- Born: Selina Ellen Chilton 19 September 1981 (age 44) Leicester, England
- Other name: Selina Marsh
- Occupations: Actress; dance teacher;
- Years active: 2006–2011
- Spouse: Dominic Marsh
- Children: 2

= Selina Chilton =

English actress (born 1981)

Selina Ellen Chilton (born 19 September 1981) is an English dance teacher and retired actress. After making appearances in various stage productions including The Taming of the Shrew, Can-Can and Marianne Dreams, she was cast in the BBC soap opera Doctors. She appeared in the soap as Ruth Pearce from 2008 to 2011. Following the role, Chilton has instead focused on teaching dance to children.

▶ [Dataset section]
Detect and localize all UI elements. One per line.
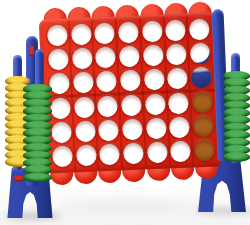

▶ [Goal A] According to the Selina Chilton biography, which character did she play in Doctors, and in which years?
▶ [Goal B] For each statement, say yes or no depending on whether it agrees with the Selina Chilton biography, and quote the deciding words: (i) Chilton was born in Leicester. (ii) Doctors is an ITV soap opera. (iii) After leaving the role, Chilton turned to teaching dance to adults.

▶ [Task solution A] Ruth Pearce, from 2008 to 2011.

▶ [Task solution B]
(i) Yes: "Leicester, England"
(ii) No: "the BBC soap opera Doctors"
(iii) No: "teaching dance to children"